Exercise prompt: Reproduce only the lines from the start of the records through the line containing "label-b: (b) — [32, 322, 49, 338]", replacing "annotation-arrowhead" with "annotation-pointer" and leaving everything else unchanged.
── Data listing ──
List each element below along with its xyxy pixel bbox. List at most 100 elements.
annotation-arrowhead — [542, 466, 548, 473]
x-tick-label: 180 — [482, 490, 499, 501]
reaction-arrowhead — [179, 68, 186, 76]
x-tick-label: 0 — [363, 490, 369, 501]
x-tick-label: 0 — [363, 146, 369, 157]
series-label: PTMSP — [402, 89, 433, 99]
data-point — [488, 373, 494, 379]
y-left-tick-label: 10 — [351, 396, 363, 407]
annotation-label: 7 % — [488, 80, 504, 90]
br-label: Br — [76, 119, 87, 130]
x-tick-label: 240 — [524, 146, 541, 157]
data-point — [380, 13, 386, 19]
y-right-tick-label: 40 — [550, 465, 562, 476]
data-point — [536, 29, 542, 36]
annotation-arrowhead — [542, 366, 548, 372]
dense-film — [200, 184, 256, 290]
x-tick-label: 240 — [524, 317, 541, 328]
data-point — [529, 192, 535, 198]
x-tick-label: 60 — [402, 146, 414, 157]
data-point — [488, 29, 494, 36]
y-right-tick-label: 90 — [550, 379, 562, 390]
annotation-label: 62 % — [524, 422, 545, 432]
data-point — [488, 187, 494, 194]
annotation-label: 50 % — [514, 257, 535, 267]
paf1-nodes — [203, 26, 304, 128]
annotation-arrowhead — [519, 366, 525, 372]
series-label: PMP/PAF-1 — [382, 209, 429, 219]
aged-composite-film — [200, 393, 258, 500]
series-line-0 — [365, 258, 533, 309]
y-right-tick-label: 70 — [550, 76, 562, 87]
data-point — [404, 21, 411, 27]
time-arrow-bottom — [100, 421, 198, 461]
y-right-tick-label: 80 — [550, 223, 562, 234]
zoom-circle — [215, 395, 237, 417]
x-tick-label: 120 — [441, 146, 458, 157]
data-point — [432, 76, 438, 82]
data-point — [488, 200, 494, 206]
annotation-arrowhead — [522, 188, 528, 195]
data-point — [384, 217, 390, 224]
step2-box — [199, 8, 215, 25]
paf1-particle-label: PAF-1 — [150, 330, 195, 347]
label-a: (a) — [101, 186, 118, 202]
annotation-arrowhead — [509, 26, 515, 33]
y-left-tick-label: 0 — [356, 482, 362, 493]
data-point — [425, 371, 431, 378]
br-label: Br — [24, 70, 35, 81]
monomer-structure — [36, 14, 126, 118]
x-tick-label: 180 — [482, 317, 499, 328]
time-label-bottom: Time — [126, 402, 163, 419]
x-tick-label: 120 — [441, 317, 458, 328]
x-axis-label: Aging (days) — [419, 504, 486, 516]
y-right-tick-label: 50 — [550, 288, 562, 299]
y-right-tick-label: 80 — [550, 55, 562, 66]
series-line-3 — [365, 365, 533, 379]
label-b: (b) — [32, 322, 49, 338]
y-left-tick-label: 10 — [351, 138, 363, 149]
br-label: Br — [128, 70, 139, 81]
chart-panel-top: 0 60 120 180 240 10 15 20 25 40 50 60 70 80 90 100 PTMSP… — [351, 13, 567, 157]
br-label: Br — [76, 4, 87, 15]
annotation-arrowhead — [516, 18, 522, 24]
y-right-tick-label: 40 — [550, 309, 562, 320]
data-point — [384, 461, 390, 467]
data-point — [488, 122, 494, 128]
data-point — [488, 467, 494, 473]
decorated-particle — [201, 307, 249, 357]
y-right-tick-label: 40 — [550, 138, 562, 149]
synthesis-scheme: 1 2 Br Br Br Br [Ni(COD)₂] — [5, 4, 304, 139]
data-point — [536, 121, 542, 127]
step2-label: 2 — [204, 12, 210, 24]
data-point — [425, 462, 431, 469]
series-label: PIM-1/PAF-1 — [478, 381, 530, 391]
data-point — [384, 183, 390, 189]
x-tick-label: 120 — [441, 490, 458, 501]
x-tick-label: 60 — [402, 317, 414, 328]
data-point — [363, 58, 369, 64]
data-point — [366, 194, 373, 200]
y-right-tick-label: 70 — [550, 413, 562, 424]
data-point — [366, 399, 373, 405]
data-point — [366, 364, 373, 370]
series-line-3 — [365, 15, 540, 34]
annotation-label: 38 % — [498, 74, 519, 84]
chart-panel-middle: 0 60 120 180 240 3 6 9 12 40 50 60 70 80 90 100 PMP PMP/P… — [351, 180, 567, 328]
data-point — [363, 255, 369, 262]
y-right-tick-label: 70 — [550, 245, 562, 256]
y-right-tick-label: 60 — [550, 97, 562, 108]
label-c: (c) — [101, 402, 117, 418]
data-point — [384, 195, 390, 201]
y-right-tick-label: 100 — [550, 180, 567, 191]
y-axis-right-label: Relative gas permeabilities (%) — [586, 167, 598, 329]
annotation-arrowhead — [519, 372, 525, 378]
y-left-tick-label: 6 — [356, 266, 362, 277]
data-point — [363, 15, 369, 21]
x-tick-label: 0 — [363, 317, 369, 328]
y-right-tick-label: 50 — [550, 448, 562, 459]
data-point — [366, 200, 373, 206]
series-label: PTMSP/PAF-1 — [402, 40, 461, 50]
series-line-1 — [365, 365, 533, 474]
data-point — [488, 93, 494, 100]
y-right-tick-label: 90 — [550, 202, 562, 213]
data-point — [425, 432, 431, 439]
───
Completed exercise:
List each element below along with its xyxy pixel bbox. List at most 100 elements.
annotation-pointer — [542, 466, 548, 473]
x-tick-label: 180 — [482, 490, 499, 501]
reaction-arrowhead — [179, 68, 186, 76]
x-tick-label: 0 — [363, 490, 369, 501]
x-tick-label: 0 — [363, 146, 369, 157]
series-label: PTMSP — [402, 89, 433, 99]
data-point — [488, 373, 494, 379]
y-left-tick-label: 10 — [351, 396, 363, 407]
annotation-label: 7 % — [488, 80, 504, 90]
br-label: Br — [76, 119, 87, 130]
x-tick-label: 240 — [524, 146, 541, 157]
data-point — [380, 13, 386, 19]
y-right-tick-label: 40 — [550, 465, 562, 476]
data-point — [536, 29, 542, 36]
annotation-pointer — [542, 366, 548, 372]
dense-film — [200, 184, 256, 290]
x-tick-label: 240 — [524, 317, 541, 328]
data-point — [529, 192, 535, 198]
x-tick-label: 60 — [402, 146, 414, 157]
data-point — [488, 29, 494, 36]
y-right-tick-label: 90 — [550, 379, 562, 390]
annotation-label: 62 % — [524, 422, 545, 432]
data-point — [488, 187, 494, 194]
annotation-label: 50 % — [514, 257, 535, 267]
paf1-nodes — [203, 26, 304, 128]
annotation-pointer — [519, 366, 525, 372]
series-label: PMP/PAF-1 — [382, 209, 429, 219]
aged-composite-film — [200, 393, 258, 500]
series-line-0 — [365, 258, 533, 309]
y-right-tick-label: 70 — [550, 76, 562, 87]
data-point — [404, 21, 411, 27]
time-arrow-bottom — [100, 421, 198, 461]
y-right-tick-label: 80 — [550, 223, 562, 234]
zoom-circle — [215, 395, 237, 417]
x-tick-label: 120 — [441, 146, 458, 157]
data-point — [432, 76, 438, 82]
data-point — [488, 200, 494, 206]
annotation-pointer — [522, 188, 528, 195]
data-point — [384, 217, 390, 224]
step2-box — [199, 8, 215, 25]
paf1-particle-label: PAF-1 — [150, 330, 195, 347]
label-a: (a) — [101, 186, 118, 202]
annotation-pointer — [509, 26, 515, 33]
y-left-tick-label: 0 — [356, 482, 362, 493]
data-point — [425, 371, 431, 378]
br-label: Br — [24, 70, 35, 81]
monomer-structure — [36, 14, 126, 118]
x-tick-label: 180 — [482, 317, 499, 328]
time-label-bottom: Time — [126, 402, 163, 419]
x-tick-label: 120 — [441, 317, 458, 328]
x-axis-label: Aging (days) — [419, 504, 486, 516]
y-right-tick-label: 50 — [550, 288, 562, 299]
y-right-tick-label: 80 — [550, 55, 562, 66]
series-line-3 — [365, 365, 533, 379]
label-b: (b) — [32, 322, 49, 338]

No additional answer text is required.